■ INSTRUCTIONS TO FOLLOW
Each line containing the word "搭配不当" must be collected.

■ DATA ENTRIES
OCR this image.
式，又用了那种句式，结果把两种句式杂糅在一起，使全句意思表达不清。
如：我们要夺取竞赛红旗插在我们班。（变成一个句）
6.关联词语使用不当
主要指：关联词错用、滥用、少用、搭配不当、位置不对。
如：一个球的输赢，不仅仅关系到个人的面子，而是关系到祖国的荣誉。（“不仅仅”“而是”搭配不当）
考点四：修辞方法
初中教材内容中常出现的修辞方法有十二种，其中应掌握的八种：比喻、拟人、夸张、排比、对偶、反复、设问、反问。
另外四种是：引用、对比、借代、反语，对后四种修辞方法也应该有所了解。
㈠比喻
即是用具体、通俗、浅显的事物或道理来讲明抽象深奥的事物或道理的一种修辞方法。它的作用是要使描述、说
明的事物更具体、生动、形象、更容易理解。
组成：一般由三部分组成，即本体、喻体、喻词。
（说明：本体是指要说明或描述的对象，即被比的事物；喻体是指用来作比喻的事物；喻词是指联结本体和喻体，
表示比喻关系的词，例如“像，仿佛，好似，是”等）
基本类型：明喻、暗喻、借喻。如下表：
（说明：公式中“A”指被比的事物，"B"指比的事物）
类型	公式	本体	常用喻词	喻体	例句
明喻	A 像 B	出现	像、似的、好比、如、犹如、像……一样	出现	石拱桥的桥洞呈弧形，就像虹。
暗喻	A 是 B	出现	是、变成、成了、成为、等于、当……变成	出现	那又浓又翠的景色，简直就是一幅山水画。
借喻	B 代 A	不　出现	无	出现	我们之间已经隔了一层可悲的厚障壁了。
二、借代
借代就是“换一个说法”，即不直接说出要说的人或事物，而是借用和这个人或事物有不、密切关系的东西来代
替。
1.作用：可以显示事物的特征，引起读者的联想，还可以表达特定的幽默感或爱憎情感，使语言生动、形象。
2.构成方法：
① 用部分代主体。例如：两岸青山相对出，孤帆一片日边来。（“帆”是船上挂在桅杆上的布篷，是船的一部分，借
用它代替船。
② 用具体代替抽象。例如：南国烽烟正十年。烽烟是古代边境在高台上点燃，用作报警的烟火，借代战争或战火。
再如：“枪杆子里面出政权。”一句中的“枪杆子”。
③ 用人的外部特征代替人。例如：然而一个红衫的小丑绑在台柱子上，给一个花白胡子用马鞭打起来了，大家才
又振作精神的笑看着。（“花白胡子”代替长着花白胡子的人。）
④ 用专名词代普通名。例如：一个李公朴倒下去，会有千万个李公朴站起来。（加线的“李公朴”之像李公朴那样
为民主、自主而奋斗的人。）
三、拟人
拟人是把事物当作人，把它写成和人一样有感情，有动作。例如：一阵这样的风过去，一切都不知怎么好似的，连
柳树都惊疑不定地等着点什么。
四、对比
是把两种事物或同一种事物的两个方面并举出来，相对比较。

■ RESPONSE
主要指：关联词错用、滥用、少用、搭配不当、位置不对。
如：一个球的输赢，不仅仅关系到个人的面子，而是关系到祖国的荣誉。（“不仅仅”“而是”搭配不当）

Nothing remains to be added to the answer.